DIRECTIVE
Reproduce every line of the listing as written, apart from the pictures.

DATASET ENTRIES
START

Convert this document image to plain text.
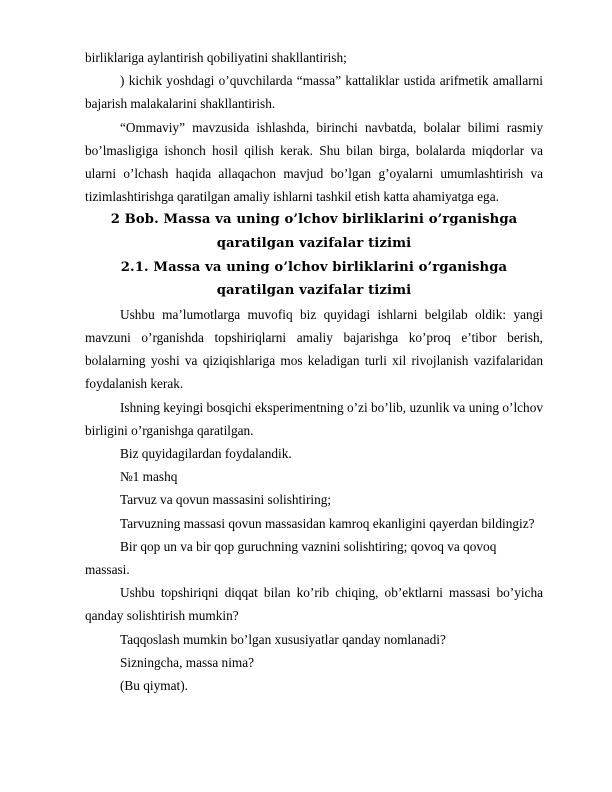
birliklariga aylantirish qobiliyatini shakllantirish;

) kichik yoshdagi o’quvchilarda “massa” kattaliklar ustida arifmetik amallarni bajarish malakalarini shakllantirish.

“Ommaviy” mavzusida ishlashda, birinchi navbatda, bolalar bilimi rasmiy bo’lmasligiga ishonch hosil qilish kerak. Shu bilan birga, bolalarda miqdorlar va ularni o’lchash haqida allaqachon mavjud bo’lgan g’oyalarni umumlashtirish va tizimlashtirishga qaratilgan amaliy ishlarni tashkil etish katta ahamiyatga ega.

2 Bob. Massa va uning o’lchov birliklarini o’rganishga qaratilgan vazifalar tizimi
2.1. Massa va uning o’lchov birliklarini o’rganishga qaratilgan vazifalar tizimi

Ushbu ma’lumotlarga muvofiq biz quyidagi ishlarni belgilab oldik: yangi mavzuni o’rganishda topshiriqlarni amaliy bajarishga ko’proq e’tibor berish, bolalarning yoshi va qiziqishlariga mos keladigan turli xil rivojlanish vazifalaridan foydalanish kerak.

Ishning keyingi bosqichi eksperimentning o’zi bo’lib, uzunlik va uning o’lchov birligini o’rganishga qaratilgan.

Biz quyidagilardan foydalandik.

№1 mashq

Tarvuz va qovun massasini solishtiring;

Tarvuzning massasi qovun massasidan kamroq ekanligini qayerdan bildingiz?

Bir qop un va bir qop guruchning vaznini solishtiring; qovoq va qovoq massasi.

Ushbu topshiriqni diqqat bilan ko’rib chiqing, ob’ektlarni massasi bo’yicha qanday solishtirish mumkin?

Taqqoslash mumkin bo’lgan xususiyatlar qanday nomlanadi?

Sizningcha, massa nima?

(Bu qiymat).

END

THE REPLY
Convert this document image to plain text.
birliklariga aylantirish qobiliyatini shakllantirish;

) kichik yoshdagi o’quvchilarda “massa” kattaliklar ustida arifmetik amallarni bajarish malakalarini shakllantirish.

“Ommaviy” mavzusida ishlashda, birinchi navbatda, bolalar bilimi rasmiy bo’lmasligiga ishonch hosil qilish kerak. Shu bilan birga, bolalarda miqdorlar va ularni o’lchash haqida allaqachon mavjud bo’lgan g’oyalarni umumlashtirish va tizimlashtirishga qaratilgan amaliy ishlarni tashkil etish katta ahamiyatga ega.

2 Bob. Massa va uning o’lchov birliklarini o’rganishga qaratilgan vazifalar tizimi
2.1. Massa va uning o’lchov birliklarini o’rganishga qaratilgan vazifalar tizimi

Ushbu ma’lumotlarga muvofiq biz quyidagi ishlarni belgilab oldik: yangi mavzuni o’rganishda topshiriqlarni amaliy bajarishga ko’proq e’tibor berish, bolalarning yoshi va qiziqishlariga mos keladigan turli xil rivojlanish vazifalaridan foydalanish kerak.

Ishning keyingi bosqichi eksperimentning o’zi bo’lib, uzunlik va uning o’lchov birligini o’rganishga qaratilgan.

Biz quyidagilardan foydalandik.

№1 mashq

Tarvuz va qovun massasini solishtiring;

Tarvuzning massasi qovun massasidan kamroq ekanligini qayerdan bildingiz?

Bir qop un va bir qop guruchning vaznini solishtiring; qovoq va qovoq massasi.

Ushbu topshiriqni diqqat bilan ko’rib chiqing, ob’ektlarni massasi bo’yicha qanday solishtirish mumkin?

Taqqoslash mumkin bo’lgan xususiyatlar qanday nomlanadi?

Sizningcha, massa nima?

(Bu qiymat).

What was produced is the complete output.